--- Start of Listing ---

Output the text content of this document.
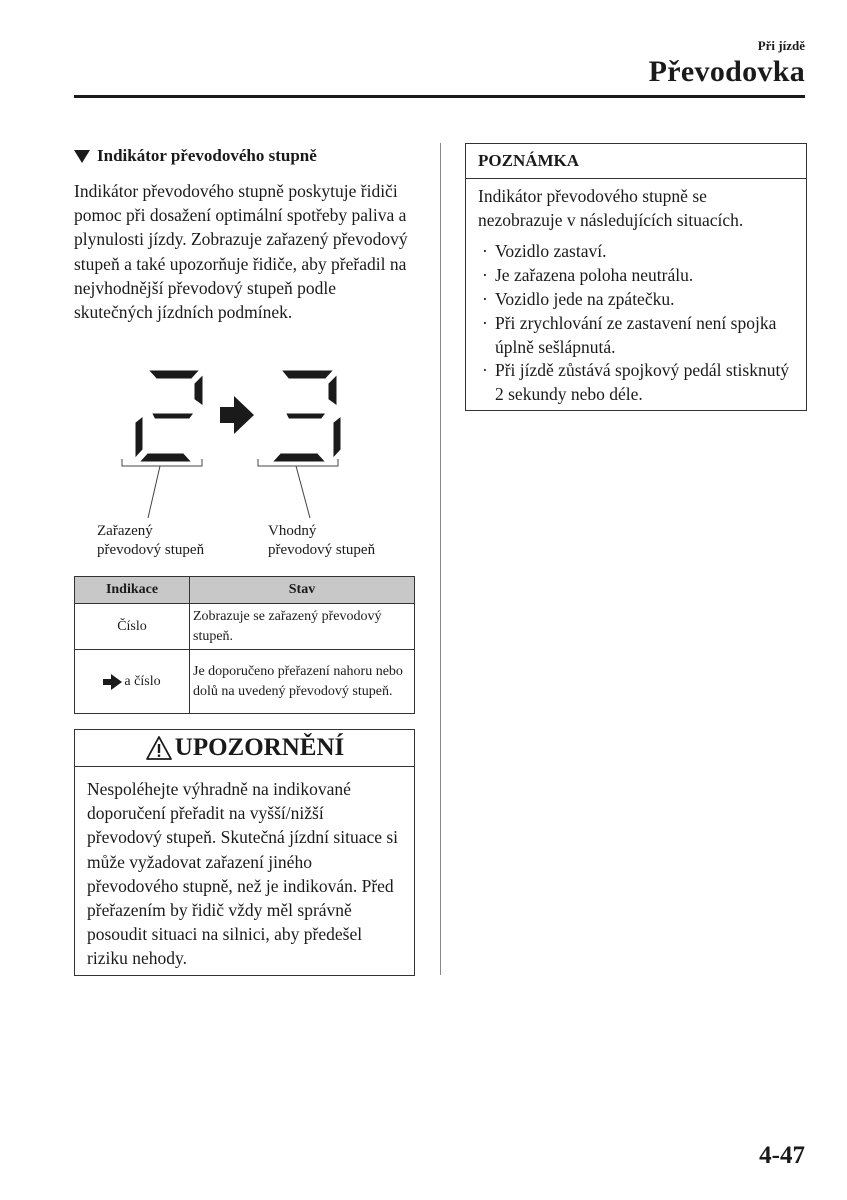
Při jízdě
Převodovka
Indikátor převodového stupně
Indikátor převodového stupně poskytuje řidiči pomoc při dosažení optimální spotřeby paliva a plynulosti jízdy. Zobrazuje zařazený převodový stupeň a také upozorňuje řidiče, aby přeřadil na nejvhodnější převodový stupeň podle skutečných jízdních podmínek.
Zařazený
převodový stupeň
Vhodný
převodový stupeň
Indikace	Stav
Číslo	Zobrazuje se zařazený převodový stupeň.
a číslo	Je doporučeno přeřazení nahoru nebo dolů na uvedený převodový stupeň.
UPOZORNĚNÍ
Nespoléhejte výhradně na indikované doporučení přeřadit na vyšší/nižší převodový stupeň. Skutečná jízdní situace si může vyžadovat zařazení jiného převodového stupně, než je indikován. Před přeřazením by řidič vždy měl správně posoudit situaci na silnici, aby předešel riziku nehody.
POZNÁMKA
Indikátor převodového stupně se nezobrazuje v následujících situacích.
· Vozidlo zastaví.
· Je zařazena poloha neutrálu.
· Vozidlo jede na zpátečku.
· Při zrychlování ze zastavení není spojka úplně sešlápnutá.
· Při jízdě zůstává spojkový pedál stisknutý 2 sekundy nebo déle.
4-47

--- End of Listing ---
--- Start of Listing ---

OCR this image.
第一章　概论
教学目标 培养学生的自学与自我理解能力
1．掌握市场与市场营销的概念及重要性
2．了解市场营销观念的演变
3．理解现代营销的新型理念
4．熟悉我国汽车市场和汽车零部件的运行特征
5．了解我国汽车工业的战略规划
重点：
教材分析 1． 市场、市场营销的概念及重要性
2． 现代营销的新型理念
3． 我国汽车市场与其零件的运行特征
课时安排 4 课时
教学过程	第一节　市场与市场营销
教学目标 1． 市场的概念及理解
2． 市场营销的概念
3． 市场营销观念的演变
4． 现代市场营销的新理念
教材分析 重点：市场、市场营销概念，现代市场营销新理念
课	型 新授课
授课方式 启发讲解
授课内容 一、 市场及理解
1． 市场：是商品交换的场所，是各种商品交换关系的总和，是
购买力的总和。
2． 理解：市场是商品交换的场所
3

--- End of Listing ---

• **Challenge**:
Your answer should be one number: the count of lines in the data above that include the word "stupně".

• **Output**:
4